## What the exercise asks
Scan the data. Collect each line that contains the word "Autumn".

## Data for the task
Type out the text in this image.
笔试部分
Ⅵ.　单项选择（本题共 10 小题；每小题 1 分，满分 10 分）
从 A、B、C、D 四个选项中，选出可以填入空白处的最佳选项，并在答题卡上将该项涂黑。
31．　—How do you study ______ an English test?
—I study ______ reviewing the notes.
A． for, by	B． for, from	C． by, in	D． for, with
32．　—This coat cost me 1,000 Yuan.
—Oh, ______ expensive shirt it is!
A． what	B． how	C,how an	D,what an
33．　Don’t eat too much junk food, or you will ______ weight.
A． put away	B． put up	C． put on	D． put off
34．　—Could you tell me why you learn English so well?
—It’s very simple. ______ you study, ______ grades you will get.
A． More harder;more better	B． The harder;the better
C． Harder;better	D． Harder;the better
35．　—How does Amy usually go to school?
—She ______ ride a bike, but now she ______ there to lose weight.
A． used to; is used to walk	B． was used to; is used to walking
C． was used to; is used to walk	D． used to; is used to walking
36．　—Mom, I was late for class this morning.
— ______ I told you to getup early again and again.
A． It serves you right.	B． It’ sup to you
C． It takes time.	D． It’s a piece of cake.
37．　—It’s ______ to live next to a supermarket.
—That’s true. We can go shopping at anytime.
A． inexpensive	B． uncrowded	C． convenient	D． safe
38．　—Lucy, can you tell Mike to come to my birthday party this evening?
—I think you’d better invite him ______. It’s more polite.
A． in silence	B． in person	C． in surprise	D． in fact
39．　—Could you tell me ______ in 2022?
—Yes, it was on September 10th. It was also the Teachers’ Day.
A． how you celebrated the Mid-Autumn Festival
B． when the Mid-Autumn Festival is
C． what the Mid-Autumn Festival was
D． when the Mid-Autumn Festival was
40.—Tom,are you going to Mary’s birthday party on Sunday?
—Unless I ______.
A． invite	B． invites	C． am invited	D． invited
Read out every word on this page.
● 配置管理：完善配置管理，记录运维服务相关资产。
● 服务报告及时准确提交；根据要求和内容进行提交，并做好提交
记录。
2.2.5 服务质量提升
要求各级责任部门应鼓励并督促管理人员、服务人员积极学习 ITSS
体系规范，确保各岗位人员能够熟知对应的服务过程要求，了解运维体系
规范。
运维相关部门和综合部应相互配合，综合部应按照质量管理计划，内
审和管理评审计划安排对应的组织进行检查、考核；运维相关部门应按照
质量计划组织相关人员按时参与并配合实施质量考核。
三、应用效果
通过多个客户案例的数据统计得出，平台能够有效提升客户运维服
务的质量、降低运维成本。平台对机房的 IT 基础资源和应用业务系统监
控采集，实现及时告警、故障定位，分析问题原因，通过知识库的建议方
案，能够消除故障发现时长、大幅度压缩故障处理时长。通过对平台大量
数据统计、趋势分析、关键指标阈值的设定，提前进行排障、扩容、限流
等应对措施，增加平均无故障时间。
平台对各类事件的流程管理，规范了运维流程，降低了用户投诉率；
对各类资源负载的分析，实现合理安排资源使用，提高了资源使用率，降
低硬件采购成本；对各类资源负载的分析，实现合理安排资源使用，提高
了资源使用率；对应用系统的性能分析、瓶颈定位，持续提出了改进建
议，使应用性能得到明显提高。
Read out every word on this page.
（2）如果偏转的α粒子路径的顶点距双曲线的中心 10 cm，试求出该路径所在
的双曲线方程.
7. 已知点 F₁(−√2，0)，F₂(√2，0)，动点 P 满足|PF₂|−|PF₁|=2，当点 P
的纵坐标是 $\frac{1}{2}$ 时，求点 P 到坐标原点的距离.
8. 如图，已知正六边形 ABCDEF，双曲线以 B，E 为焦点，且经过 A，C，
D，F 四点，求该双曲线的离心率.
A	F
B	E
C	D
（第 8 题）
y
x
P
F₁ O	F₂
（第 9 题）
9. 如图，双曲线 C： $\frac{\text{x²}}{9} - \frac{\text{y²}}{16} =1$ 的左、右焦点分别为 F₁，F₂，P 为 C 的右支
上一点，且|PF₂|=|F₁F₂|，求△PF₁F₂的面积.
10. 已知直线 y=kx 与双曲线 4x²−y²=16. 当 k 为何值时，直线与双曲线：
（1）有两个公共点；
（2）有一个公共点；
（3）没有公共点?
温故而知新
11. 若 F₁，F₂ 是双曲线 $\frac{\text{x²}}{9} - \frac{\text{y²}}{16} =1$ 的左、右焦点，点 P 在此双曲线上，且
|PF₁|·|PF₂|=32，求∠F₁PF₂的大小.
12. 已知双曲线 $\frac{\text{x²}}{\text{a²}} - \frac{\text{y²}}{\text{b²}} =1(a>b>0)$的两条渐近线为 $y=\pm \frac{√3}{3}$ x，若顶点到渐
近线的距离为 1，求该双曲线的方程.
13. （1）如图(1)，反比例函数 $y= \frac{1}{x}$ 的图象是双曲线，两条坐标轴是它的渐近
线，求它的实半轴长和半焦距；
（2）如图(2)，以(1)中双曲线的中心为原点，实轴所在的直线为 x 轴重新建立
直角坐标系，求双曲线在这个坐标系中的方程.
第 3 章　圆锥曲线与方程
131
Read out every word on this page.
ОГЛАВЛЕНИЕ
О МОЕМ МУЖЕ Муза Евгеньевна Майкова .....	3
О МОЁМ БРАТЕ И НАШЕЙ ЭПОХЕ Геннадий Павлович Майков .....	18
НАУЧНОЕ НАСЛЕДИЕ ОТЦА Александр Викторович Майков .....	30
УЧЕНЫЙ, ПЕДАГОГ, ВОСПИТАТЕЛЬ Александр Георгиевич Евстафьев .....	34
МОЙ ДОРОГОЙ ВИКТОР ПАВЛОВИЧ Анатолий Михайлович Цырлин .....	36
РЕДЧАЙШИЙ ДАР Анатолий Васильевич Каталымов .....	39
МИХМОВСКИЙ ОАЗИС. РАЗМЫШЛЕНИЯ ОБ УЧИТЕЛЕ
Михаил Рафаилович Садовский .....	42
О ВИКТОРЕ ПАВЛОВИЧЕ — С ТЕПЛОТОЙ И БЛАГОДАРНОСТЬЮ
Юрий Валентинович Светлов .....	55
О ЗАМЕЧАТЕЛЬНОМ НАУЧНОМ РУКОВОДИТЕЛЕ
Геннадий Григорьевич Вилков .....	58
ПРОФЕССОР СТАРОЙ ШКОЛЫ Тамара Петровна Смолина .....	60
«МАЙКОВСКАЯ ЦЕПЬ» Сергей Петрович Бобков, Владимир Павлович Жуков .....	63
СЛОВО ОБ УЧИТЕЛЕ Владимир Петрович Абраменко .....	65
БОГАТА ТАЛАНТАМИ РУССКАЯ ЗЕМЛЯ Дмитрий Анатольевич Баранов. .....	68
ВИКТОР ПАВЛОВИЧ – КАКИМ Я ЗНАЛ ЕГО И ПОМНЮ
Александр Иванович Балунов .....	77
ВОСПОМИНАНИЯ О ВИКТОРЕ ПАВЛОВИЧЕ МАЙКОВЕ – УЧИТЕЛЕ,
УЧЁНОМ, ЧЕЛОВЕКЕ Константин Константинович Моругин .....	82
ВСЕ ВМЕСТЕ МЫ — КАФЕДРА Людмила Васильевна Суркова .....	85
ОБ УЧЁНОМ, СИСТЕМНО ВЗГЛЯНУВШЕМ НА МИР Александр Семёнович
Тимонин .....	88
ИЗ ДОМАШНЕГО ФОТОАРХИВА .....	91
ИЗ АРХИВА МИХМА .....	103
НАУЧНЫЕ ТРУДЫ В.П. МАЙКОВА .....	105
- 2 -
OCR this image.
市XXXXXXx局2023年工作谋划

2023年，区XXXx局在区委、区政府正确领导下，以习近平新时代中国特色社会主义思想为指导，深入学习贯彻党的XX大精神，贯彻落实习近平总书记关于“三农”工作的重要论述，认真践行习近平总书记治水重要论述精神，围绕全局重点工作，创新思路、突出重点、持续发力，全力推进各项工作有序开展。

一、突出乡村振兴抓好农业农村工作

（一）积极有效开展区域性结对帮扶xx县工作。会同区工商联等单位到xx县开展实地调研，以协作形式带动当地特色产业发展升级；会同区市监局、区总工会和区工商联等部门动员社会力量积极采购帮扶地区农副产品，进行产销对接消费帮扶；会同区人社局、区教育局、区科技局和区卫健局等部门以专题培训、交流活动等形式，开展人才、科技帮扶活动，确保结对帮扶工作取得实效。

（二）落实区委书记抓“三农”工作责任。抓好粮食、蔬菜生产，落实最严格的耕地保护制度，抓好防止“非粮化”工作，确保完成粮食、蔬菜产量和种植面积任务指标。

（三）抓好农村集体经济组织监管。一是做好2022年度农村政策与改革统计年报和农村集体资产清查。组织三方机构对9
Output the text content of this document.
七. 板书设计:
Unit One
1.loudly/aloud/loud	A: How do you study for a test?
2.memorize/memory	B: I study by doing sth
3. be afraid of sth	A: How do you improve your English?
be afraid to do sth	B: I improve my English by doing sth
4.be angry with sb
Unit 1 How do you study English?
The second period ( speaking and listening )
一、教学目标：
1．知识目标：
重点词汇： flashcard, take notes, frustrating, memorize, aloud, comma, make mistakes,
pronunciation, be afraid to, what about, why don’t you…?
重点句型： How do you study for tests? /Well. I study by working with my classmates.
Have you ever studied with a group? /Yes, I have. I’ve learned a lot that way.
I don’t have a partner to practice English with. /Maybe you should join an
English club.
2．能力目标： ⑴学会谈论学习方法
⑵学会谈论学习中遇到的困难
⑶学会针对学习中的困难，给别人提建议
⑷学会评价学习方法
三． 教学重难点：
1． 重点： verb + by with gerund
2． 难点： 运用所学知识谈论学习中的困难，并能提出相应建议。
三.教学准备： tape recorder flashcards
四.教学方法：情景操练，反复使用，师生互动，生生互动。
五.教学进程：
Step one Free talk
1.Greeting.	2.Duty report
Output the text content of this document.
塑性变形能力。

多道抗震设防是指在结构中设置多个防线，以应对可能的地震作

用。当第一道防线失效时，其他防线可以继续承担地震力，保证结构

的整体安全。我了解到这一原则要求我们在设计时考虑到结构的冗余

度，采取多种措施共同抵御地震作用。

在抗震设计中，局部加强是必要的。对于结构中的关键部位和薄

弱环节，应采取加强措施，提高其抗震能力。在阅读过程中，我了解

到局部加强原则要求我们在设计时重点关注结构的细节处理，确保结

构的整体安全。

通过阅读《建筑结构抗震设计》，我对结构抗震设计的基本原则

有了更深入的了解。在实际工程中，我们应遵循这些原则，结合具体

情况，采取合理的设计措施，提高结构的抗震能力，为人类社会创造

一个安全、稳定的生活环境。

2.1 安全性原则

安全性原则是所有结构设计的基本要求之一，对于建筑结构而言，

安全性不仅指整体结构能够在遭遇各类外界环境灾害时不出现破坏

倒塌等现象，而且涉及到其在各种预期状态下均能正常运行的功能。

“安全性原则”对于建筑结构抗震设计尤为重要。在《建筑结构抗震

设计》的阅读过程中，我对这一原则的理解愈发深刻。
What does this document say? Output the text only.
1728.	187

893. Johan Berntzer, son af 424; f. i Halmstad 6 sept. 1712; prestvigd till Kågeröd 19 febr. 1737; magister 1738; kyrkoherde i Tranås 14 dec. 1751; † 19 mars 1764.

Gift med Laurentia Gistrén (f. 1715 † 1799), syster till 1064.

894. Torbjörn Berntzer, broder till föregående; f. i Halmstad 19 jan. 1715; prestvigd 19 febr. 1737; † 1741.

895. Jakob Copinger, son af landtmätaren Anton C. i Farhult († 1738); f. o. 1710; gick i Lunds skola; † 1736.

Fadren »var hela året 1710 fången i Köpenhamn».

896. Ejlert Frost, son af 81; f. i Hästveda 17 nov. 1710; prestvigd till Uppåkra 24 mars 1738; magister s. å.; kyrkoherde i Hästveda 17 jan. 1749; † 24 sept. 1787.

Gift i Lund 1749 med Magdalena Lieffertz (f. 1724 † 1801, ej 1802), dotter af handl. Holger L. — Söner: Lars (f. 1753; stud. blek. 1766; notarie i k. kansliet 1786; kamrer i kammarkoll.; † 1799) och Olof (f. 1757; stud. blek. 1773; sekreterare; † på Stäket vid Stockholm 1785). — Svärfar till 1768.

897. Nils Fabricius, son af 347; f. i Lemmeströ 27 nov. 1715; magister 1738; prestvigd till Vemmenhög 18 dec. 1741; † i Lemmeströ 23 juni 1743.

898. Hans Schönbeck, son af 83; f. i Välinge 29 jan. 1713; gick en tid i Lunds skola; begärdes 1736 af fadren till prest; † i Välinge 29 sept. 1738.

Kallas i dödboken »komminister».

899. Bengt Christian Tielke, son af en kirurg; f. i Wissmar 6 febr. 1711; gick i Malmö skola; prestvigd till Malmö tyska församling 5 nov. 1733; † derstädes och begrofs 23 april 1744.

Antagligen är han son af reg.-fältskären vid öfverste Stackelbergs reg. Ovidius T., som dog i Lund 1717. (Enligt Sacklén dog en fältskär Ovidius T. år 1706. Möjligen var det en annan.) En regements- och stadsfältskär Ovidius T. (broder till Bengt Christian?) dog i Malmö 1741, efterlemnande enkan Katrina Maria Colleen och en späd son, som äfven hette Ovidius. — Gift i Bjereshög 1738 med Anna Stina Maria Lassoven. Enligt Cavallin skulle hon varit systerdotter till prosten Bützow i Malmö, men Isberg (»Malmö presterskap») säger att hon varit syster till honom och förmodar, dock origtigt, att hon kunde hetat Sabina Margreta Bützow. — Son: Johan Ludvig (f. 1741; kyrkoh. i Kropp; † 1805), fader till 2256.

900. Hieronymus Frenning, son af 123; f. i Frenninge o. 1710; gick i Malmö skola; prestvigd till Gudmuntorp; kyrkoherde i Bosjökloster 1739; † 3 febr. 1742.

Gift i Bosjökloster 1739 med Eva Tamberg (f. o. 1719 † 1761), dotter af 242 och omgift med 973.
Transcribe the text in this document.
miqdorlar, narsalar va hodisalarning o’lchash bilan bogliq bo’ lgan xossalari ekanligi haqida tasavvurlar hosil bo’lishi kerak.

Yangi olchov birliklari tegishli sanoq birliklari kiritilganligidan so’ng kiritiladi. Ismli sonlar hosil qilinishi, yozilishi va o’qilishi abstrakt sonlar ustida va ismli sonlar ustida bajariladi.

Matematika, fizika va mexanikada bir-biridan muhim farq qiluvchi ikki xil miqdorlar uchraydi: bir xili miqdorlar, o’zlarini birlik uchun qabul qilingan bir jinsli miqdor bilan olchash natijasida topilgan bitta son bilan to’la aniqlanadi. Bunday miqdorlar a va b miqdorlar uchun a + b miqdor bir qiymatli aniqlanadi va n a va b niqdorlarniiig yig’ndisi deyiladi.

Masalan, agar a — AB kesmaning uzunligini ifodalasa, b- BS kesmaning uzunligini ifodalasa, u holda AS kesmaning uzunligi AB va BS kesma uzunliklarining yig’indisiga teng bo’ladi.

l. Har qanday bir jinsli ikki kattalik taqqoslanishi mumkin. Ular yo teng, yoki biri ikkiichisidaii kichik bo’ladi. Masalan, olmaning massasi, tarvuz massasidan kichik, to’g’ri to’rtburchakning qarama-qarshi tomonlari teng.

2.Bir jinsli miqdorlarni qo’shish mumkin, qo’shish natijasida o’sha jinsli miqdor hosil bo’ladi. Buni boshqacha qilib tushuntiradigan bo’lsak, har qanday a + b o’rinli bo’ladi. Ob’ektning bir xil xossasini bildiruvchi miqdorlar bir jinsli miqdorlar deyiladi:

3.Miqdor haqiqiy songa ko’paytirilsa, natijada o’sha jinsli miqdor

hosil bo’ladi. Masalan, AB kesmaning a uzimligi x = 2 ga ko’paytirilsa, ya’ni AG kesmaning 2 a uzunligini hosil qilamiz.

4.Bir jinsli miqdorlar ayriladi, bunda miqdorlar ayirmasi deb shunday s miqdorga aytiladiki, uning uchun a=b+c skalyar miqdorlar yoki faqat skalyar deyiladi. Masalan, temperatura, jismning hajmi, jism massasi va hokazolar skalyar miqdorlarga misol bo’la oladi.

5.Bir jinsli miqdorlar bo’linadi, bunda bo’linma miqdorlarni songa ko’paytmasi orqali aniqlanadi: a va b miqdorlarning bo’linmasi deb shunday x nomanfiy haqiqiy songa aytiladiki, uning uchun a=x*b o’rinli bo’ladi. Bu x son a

## Task solution
A． how you celebrated the Mid-Autumn Festival
B． when the Mid-Autumn Festival is
C． what the Mid-Autumn Festival was
D． when the Mid-Autumn Festival was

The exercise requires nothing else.